Written task -> Please state how many lines in the records contain the string "Емкость", with no words besides the number.

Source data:
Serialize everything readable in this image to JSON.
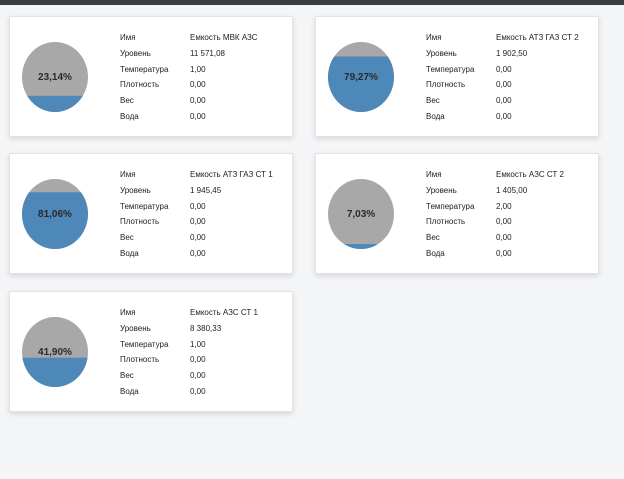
{
  "colors": {
    "fill": "#4e88b9",
    "empty": "#a8a8a8",
    "topbar": "#3a3d42"
  },
  "field_labels": {
    "name": "Имя",
    "level": "Уровень",
    "temperature": "Температура",
    "density": "Плотность",
    "weight": "Вес",
    "water": "Вода"
  },
  "tanks": [
    {
      "percent_text": "23,14%",
      "fill_fraction": 0.2314,
      "name": "Емкость МВК АЗС",
      "level": "11 571,08",
      "temperature": "1,00",
      "density": "0,00",
      "weight": "0,00",
      "water": "0,00"
    },
    {
      "percent_text": "79,27%",
      "fill_fraction": 0.7927,
      "name": "Емкость АТЗ ГАЗ СТ 2",
      "level": "1 902,50",
      "temperature": "0,00",
      "density": "0,00",
      "weight": "0,00",
      "water": "0,00"
    },
    {
      "percent_text": "81,06%",
      "fill_fraction": 0.8106,
      "name": "Емкость АТЗ ГАЗ СТ 1",
      "level": "1 945,45",
      "temperature": "0,00",
      "density": "0,00",
      "weight": "0,00",
      "water": "0,00"
    },
    {
      "percent_text": "7,03%",
      "fill_fraction": 0.0703,
      "name": "Емкость АЗС СТ 2",
      "level": "1 405,00",
      "temperature": "2,00",
      "density": "0,00",
      "weight": "0,00",
      "water": "0,00"
    },
    {
      "percent_text": "41,90%",
      "fill_fraction": 0.419,
      "name": "Емкость АЗС СТ 1",
      "level": "8 380,33",
      "temperature": "1,00",
      "density": "0,00",
      "weight": "0,00",
      "water": "0,00"
    }
  ]
}
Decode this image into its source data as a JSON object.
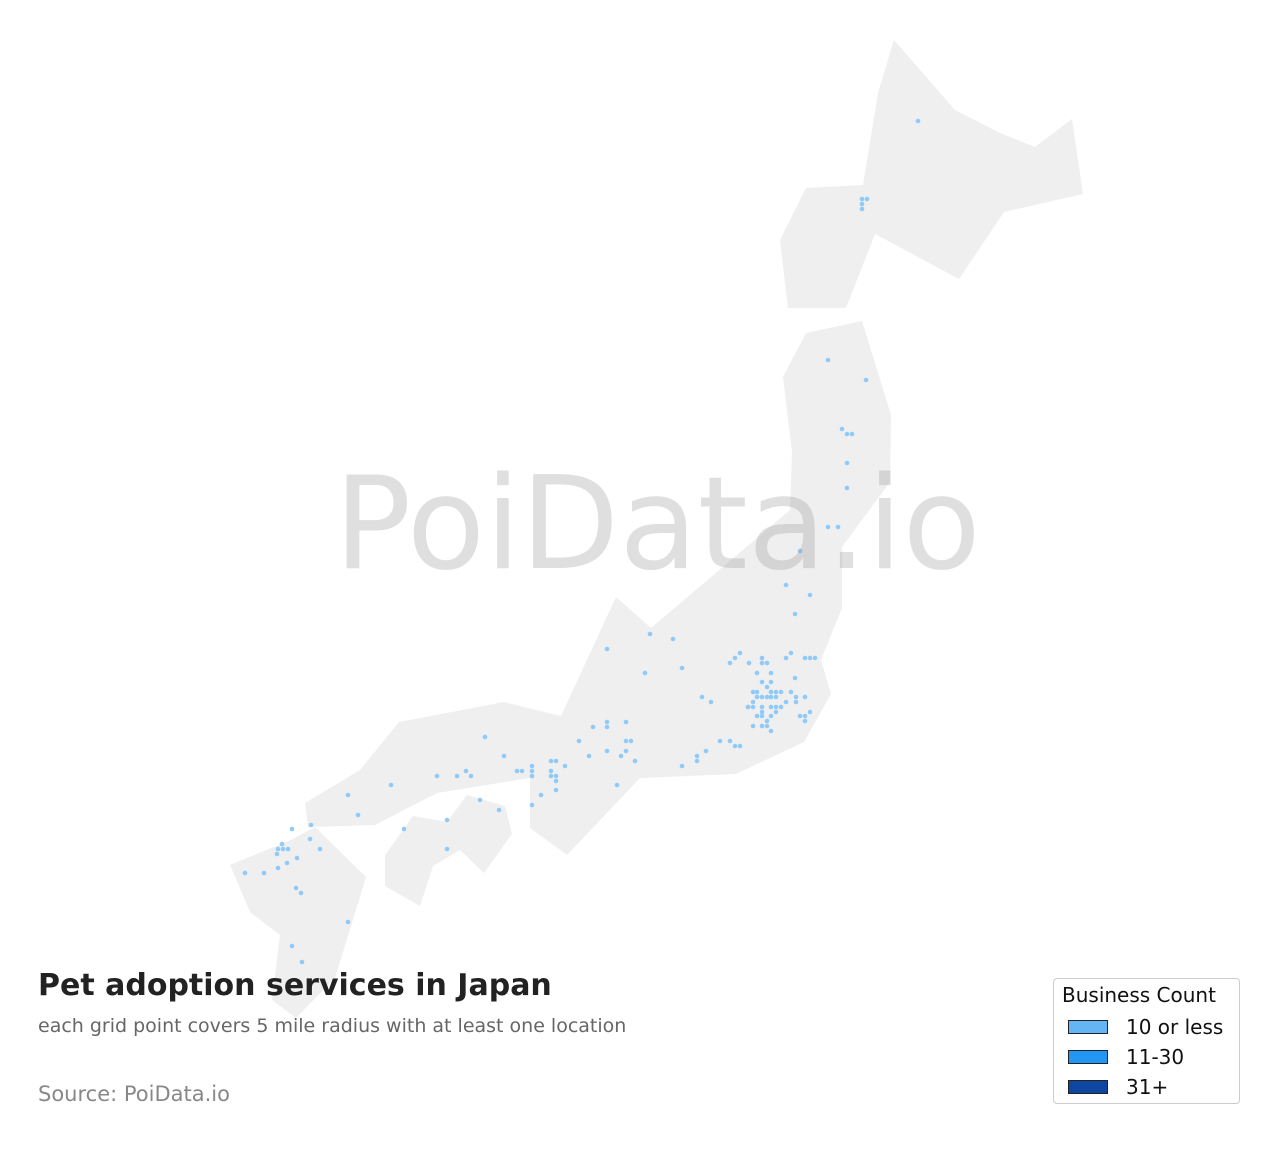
{
  "title": "Pet adoption services in Japan",
  "subtitle": "each grid point covers 5 mile radius with at least one location",
  "source": "Source: PoiData.io",
  "watermark": "PoiData.io",
  "colors": {
    "land": "#efefef",
    "point": "#90caf9"
  },
  "legend": {
    "title": "Business Count",
    "items": [
      {
        "label": "10 or less",
        "color": "#64b5f6"
      },
      {
        "label": "11-30",
        "color": "#2196f3"
      },
      {
        "label": "31+",
        "color": "#0d47a1"
      }
    ]
  }
}
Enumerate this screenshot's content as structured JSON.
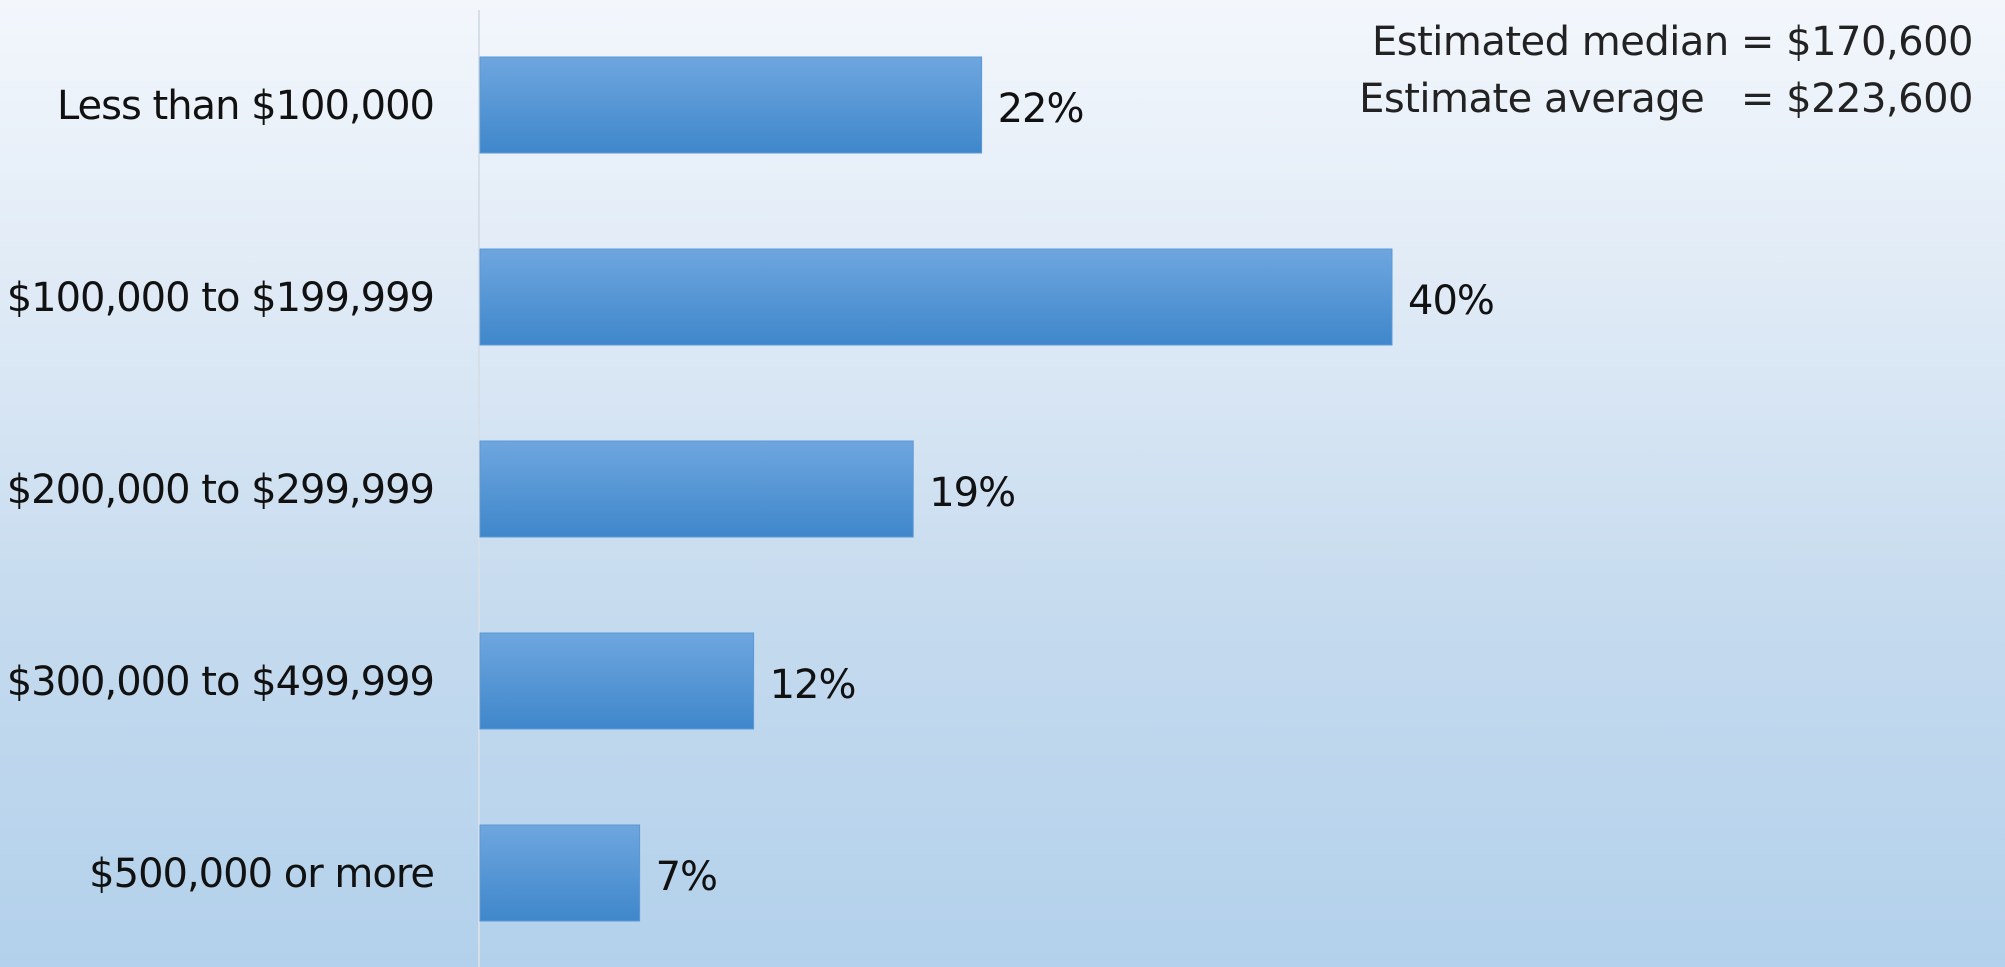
{
  "chart_data": {
    "type": "bar",
    "orientation": "horizontal",
    "categories": [
      "Less than $100,000",
      "$100,000 to $199,999",
      "$200,000 to $299,999",
      "$300,000 to $499,999",
      "$500,000 or more"
    ],
    "values": [
      22,
      40,
      19,
      12,
      7
    ],
    "value_labels": [
      "22%",
      "40%",
      "19%",
      "12%",
      "7%"
    ],
    "xlim": [
      0,
      65
    ],
    "grid": false,
    "legend": "none",
    "annotations": [
      "Estimated median = $170,600",
      "Estimate average   = $223,600"
    ],
    "colors": {
      "bar_top": "#6ea6df",
      "bar_bottom": "#3f87cb",
      "axis": "#d6dee8",
      "text": "#111111"
    }
  }
}
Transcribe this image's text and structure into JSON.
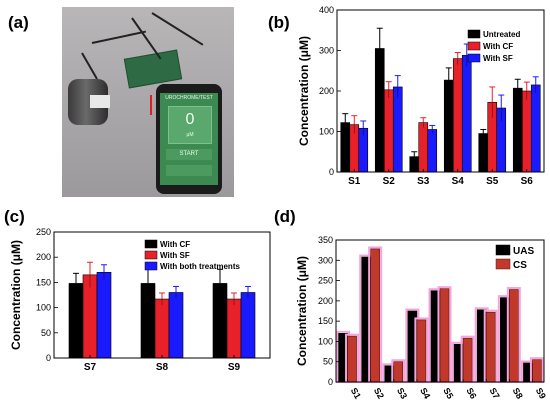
{
  "panels": {
    "a": {
      "label": "(a)"
    },
    "b": {
      "label": "(b)"
    },
    "c": {
      "label": "(c)"
    },
    "d": {
      "label": "(d)"
    }
  },
  "photo": {
    "screen_title": "UROCHROME/TEST",
    "reading_value": "0",
    "reading_unit": "μM",
    "button_start": "START",
    "button_extra": ""
  },
  "colors": {
    "black": "#000000",
    "red": "#e8202a",
    "blue": "#1a1aff",
    "pink_halo": "#f4a6dc",
    "cs_fill": "#c0392b",
    "cs_stroke": "#5a1212"
  },
  "chart_data": [
    {
      "panel": "b",
      "type": "bar",
      "ylabel": "Concentration (μM)",
      "xlabel": "",
      "title": "",
      "categories": [
        "S1",
        "S2",
        "S3",
        "S4",
        "S5",
        "S6"
      ],
      "ylim": [
        0,
        400
      ],
      "yticks": [
        0,
        100,
        200,
        300,
        400
      ],
      "legend_position": "top-right",
      "series": [
        {
          "name": "Untreated",
          "color": "#000000",
          "values": [
            122,
            305,
            38,
            227,
            95,
            207
          ],
          "errors": [
            22,
            50,
            12,
            30,
            10,
            22
          ]
        },
        {
          "name": "With CF",
          "color": "#e8202a",
          "values": [
            117,
            203,
            122,
            280,
            172,
            200
          ],
          "errors": [
            22,
            20,
            12,
            15,
            38,
            22
          ]
        },
        {
          "name": "With SF",
          "color": "#1a1aff",
          "values": [
            108,
            210,
            105,
            288,
            158,
            215
          ],
          "errors": [
            18,
            28,
            10,
            28,
            32,
            20
          ]
        }
      ]
    },
    {
      "panel": "c",
      "type": "bar",
      "ylabel": "Concentration (μM)",
      "xlabel": "",
      "title": "",
      "categories": [
        "S7",
        "S8",
        "S9"
      ],
      "ylim": [
        0,
        250
      ],
      "yticks": [
        0,
        50,
        100,
        150,
        200,
        250
      ],
      "legend_position": "top-right",
      "series": [
        {
          "name": "With CF",
          "color": "#000000",
          "values": [
            148,
            148,
            148
          ],
          "errors": [
            20,
            28,
            28
          ]
        },
        {
          "name": "With SF",
          "color": "#e8202a",
          "values": [
            165,
            117,
            117
          ],
          "errors": [
            25,
            12,
            12
          ]
        },
        {
          "name": "With both treatments",
          "color": "#1a1aff",
          "values": [
            170,
            130,
            130
          ],
          "errors": [
            15,
            12,
            12
          ]
        }
      ]
    },
    {
      "panel": "d",
      "type": "bar",
      "ylabel": "Concentration (μM)",
      "xlabel": "",
      "title": "",
      "categories": [
        "S1",
        "S2",
        "S3",
        "S4",
        "S5",
        "S6",
        "S7",
        "S8",
        "S9"
      ],
      "ylim": [
        0,
        350
      ],
      "yticks": [
        0,
        50,
        100,
        150,
        200,
        250,
        300,
        350
      ],
      "legend_position": "top-right",
      "highlight_pink": true,
      "series": [
        {
          "name": "UAS",
          "color": "#000000",
          "values": [
            120,
            308,
            40,
            175,
            225,
            93,
            178,
            208,
            47
          ]
        },
        {
          "name": "CS",
          "color": "#c0392b",
          "values": [
            113,
            328,
            50,
            153,
            230,
            108,
            172,
            228,
            55
          ]
        }
      ]
    }
  ]
}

Worked answer -> 5